Problem => Restate every entry word for word.

A block of data

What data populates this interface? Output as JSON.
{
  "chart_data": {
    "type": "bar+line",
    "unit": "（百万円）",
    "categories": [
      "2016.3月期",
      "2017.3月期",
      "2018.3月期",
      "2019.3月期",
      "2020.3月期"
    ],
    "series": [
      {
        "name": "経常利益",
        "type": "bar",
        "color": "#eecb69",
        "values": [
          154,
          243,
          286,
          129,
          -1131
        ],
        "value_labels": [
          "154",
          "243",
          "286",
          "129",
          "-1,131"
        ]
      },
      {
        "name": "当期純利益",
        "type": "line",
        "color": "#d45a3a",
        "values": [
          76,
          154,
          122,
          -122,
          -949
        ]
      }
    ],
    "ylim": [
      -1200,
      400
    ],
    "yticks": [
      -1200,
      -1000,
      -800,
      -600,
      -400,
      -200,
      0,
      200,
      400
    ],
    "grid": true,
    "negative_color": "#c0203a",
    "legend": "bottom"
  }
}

Solution =>
What data populates this interface? Output as JSON.
{
  "chart_data": {
    "type": "bar+line",
    "unit": "（百万円）",
    "categories": [
      "2016.3月期",
      "2017.3月期",
      "2018.3月期",
      "2019.3月期",
      "2020.3月期"
    ],
    "series": [
      {
        "name": "経常利益",
        "type": "bar",
        "color": "#eecb69",
        "values": [
          154,
          243,
          286,
          129,
          -1131
        ],
        "value_labels": [
          "154",
          "243",
          "286",
          "129",
          "-1,131"
        ]
      },
      {
        "name": "当期純利益",
        "type": "line",
        "color": "#d45a3a",
        "values": [
          76,
          154,
          122,
          -122,
          -949
        ]
      }
    ],
    "ylim": [
      -1200,
      400
    ],
    "yticks": [
      -1200,
      -1000,
      -800,
      -600,
      -400,
      -200,
      0,
      200,
      400
    ],
    "grid": true,
    "negative_color": "#c0203a",
    "legend": "bottom"
  }
}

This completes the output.